Records from a data source:
•••••
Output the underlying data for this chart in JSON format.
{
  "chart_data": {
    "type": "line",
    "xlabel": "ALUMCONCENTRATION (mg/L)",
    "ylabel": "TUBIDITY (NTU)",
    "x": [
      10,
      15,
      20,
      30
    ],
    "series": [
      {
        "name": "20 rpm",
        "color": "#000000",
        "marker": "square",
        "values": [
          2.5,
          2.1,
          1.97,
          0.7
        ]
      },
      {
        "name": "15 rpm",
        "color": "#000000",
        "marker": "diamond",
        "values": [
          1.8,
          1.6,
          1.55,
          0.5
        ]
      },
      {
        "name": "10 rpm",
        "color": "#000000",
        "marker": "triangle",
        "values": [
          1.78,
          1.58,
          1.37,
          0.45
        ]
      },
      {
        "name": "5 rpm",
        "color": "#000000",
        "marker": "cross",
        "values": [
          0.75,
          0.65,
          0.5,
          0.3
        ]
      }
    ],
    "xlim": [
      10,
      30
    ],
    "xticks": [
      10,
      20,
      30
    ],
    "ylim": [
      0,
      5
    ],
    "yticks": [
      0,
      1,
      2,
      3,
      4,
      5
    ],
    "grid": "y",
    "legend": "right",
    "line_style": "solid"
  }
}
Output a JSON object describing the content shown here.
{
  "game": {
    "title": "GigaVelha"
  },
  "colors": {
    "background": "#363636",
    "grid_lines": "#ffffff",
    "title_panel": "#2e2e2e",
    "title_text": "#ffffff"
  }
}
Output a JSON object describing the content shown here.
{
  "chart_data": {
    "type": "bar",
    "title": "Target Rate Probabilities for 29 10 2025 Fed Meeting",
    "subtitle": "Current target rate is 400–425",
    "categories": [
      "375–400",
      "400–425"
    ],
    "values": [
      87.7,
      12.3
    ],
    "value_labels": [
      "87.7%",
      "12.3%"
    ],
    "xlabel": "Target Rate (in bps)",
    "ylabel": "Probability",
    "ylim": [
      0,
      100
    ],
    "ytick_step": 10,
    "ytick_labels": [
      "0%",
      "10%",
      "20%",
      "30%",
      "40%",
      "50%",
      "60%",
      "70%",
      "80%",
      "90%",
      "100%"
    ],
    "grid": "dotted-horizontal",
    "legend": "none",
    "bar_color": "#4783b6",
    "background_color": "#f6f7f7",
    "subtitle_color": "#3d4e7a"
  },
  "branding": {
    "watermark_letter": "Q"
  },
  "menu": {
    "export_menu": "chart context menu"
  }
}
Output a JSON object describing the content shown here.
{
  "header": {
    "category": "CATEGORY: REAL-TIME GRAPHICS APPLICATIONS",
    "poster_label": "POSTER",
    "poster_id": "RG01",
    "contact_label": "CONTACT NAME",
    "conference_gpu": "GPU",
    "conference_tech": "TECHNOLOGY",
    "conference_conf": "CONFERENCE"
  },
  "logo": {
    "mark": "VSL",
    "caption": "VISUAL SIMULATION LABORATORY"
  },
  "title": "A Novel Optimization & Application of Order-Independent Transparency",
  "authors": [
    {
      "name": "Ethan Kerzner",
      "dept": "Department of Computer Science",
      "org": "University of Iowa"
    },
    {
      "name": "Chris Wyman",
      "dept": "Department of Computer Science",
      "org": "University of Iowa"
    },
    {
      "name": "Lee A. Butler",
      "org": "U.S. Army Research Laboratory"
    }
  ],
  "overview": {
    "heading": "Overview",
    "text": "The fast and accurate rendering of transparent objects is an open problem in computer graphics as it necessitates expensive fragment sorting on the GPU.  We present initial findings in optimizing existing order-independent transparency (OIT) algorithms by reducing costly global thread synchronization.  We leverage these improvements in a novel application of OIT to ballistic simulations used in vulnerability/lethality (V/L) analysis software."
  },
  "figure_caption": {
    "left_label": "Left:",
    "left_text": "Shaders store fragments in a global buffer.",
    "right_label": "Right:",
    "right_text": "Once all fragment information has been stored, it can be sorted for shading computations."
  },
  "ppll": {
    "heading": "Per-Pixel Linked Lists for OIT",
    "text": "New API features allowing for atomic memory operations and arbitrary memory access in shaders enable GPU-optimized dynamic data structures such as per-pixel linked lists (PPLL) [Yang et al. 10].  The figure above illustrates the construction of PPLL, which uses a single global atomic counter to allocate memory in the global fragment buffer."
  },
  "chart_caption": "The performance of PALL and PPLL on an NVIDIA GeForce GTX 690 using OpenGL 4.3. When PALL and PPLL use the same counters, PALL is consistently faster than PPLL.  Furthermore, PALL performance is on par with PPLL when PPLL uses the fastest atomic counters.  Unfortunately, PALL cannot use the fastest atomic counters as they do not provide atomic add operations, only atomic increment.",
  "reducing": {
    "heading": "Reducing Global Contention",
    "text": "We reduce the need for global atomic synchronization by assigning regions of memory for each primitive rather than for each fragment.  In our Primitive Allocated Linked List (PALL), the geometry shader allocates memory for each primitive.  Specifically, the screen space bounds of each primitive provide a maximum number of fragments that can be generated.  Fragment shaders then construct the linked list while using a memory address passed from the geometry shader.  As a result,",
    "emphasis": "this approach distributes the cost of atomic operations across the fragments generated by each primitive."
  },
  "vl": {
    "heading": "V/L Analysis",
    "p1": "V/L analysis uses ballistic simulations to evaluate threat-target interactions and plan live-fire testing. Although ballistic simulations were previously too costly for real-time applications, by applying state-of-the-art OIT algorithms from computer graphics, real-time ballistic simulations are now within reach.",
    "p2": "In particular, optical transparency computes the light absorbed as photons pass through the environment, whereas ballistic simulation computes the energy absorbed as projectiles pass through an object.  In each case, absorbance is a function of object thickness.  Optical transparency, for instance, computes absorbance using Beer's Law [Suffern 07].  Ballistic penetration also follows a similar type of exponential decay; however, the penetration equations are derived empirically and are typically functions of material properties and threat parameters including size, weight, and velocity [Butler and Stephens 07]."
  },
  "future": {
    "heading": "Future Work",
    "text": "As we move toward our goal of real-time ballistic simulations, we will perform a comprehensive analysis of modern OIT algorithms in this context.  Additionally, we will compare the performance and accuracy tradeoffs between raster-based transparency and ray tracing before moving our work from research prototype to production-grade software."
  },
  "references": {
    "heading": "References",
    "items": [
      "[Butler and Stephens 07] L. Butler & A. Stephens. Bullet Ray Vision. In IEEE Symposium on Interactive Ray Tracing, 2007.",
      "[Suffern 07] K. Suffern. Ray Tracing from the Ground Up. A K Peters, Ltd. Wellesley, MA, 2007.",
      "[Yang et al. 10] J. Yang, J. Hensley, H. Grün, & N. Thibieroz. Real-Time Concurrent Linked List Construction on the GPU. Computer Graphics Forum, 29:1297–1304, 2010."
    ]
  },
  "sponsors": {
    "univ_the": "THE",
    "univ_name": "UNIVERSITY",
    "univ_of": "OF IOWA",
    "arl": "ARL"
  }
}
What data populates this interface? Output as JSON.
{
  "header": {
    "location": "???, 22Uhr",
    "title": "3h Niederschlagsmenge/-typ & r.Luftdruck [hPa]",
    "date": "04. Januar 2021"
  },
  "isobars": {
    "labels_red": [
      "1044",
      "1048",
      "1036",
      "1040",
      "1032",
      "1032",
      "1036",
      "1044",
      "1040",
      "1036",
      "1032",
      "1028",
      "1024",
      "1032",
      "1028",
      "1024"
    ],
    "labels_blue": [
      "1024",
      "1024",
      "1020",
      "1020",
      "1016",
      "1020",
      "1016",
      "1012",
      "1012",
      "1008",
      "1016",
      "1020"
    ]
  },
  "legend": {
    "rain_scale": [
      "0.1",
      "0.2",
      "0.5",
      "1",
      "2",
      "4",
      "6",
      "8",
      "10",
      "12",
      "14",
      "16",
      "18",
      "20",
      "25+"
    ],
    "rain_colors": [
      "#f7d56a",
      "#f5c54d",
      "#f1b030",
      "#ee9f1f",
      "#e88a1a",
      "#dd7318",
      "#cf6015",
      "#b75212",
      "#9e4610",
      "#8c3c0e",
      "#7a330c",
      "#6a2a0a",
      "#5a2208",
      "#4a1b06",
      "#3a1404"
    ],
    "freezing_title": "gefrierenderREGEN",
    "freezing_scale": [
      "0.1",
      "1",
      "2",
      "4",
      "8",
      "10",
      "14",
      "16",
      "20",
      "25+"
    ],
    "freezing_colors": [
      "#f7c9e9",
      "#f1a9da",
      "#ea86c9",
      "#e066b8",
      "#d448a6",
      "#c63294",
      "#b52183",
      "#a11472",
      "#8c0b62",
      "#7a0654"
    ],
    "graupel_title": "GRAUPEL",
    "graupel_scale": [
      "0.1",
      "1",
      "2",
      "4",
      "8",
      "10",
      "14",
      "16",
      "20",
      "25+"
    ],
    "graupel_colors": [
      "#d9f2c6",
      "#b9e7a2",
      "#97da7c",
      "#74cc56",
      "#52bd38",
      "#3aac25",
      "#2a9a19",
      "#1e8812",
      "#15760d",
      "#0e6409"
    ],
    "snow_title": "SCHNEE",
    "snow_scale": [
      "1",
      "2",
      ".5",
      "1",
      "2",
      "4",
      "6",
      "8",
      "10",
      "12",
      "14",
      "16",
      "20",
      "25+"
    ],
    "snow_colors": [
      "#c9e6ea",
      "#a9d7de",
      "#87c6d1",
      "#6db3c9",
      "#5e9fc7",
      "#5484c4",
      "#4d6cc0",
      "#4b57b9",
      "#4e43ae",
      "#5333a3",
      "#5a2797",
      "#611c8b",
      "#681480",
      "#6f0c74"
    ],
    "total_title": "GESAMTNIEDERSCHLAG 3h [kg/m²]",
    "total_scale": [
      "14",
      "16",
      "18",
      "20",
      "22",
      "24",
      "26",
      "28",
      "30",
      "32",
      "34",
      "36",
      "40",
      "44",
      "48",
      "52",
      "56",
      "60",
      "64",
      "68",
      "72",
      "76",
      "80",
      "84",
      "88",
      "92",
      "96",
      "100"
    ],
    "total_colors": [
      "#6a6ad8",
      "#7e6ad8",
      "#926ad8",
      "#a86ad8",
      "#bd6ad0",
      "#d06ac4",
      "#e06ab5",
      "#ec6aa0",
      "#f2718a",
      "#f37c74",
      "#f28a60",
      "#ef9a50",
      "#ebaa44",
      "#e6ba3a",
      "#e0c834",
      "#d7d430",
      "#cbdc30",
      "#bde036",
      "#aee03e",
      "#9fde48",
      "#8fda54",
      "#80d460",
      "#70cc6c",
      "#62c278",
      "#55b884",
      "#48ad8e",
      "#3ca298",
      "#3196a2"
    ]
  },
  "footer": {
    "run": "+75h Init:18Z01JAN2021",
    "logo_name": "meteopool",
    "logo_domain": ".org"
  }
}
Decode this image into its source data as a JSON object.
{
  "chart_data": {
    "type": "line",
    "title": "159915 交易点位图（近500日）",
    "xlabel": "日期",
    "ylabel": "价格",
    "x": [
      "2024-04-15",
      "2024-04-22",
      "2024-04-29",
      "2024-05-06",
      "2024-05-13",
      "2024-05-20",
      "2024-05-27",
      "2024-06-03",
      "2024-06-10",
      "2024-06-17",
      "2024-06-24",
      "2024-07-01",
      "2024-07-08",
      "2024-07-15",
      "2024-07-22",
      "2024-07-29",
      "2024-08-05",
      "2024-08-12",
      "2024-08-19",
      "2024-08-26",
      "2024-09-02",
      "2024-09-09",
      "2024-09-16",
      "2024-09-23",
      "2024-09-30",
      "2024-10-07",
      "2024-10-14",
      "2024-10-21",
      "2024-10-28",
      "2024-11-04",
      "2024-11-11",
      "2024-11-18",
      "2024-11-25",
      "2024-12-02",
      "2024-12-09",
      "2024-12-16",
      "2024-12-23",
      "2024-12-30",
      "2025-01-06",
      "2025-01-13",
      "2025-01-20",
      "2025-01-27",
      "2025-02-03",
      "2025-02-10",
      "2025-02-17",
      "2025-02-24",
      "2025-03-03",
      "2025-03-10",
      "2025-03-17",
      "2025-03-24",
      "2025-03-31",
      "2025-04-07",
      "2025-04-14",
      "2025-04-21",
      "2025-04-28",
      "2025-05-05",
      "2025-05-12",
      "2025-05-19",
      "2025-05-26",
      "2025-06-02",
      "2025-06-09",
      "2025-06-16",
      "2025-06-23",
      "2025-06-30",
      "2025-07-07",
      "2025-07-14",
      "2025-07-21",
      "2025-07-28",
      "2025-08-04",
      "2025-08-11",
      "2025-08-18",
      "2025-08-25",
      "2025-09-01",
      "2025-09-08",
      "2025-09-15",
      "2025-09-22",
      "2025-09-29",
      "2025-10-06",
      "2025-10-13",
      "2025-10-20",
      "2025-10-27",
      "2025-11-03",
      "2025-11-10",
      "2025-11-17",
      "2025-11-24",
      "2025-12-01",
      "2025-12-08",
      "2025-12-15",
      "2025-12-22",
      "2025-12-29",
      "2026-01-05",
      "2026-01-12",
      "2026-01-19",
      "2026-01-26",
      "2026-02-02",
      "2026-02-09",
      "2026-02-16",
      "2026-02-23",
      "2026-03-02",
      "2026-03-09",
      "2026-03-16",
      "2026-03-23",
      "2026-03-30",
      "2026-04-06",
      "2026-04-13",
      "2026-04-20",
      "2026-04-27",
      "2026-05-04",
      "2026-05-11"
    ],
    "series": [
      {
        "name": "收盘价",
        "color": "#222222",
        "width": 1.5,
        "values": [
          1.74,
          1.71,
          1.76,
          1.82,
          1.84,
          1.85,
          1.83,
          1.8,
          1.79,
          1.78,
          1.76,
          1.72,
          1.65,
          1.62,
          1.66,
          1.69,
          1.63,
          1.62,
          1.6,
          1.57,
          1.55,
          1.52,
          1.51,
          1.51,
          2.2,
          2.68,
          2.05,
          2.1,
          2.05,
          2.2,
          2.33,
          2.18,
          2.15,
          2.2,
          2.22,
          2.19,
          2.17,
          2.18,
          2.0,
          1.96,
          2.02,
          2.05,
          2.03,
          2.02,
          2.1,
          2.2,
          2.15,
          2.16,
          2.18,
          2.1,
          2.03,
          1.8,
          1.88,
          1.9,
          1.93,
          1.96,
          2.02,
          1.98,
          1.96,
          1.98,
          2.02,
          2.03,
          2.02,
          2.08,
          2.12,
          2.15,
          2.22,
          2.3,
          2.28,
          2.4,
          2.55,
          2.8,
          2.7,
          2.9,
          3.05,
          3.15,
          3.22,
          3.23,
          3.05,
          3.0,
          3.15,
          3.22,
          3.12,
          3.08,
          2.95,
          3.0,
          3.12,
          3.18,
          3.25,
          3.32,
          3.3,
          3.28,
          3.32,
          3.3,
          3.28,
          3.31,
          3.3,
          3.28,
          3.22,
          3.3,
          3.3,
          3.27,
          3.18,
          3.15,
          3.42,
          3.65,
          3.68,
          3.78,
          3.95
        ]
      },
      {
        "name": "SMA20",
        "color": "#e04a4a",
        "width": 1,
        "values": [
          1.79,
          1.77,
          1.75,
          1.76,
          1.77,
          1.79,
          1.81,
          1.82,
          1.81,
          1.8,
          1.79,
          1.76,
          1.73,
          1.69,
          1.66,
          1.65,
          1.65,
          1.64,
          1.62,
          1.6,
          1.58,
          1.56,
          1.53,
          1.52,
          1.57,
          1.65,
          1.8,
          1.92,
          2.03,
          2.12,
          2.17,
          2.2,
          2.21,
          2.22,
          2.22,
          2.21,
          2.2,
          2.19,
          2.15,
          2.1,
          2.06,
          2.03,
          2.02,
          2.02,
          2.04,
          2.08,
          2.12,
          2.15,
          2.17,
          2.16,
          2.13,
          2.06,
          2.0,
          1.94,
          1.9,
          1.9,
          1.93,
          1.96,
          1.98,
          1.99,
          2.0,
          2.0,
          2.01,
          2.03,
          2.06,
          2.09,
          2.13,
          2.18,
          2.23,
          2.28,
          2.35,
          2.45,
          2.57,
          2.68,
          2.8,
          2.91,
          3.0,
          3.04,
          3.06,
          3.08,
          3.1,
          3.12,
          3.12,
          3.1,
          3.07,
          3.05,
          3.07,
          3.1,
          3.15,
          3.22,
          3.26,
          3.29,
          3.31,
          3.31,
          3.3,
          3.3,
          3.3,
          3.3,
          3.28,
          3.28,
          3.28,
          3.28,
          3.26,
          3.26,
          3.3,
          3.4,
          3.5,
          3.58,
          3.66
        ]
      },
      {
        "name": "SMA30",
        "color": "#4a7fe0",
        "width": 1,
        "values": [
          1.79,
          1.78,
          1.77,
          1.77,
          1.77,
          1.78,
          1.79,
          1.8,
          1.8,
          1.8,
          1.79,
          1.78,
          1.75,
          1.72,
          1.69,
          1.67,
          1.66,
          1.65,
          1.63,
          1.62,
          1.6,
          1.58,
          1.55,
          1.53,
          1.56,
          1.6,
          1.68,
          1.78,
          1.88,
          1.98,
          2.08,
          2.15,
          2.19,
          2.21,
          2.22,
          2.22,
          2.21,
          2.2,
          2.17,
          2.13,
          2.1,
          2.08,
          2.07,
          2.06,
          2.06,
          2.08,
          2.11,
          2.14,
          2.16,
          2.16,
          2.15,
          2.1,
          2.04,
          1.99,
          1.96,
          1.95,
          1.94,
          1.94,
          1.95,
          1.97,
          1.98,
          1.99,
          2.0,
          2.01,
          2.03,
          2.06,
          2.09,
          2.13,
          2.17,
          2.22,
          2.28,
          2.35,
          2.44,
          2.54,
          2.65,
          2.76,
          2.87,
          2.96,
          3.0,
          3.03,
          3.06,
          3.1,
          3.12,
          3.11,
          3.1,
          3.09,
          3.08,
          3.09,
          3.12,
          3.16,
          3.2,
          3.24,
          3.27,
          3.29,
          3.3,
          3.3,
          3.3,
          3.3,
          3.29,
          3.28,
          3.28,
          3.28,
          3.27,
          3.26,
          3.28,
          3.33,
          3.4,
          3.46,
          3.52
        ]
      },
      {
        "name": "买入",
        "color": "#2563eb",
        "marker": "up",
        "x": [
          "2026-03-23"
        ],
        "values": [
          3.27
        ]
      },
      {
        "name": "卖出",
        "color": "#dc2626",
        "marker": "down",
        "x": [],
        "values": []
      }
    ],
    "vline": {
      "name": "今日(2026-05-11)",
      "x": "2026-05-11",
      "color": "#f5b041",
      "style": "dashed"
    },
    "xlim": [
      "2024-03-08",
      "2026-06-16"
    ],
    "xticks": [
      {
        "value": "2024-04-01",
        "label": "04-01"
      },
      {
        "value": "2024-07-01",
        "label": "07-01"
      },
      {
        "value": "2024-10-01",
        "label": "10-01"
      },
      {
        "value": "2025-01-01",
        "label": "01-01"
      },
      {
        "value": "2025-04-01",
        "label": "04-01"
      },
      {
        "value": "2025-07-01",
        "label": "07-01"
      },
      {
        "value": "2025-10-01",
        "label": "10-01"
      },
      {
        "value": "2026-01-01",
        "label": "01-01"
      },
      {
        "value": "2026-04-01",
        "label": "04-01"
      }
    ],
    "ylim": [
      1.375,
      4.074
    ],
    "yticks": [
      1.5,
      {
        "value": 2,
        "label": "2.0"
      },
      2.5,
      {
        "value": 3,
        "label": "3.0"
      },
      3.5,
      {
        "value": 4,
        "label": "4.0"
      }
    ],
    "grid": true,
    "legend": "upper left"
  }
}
•••••
Find the lines holding "marker" and list every one.

        "marker": "square",
        "marker": "diamond",
        "marker": "triangle",
        "marker": "cross",
        "marker": "up",
        "marker": "down",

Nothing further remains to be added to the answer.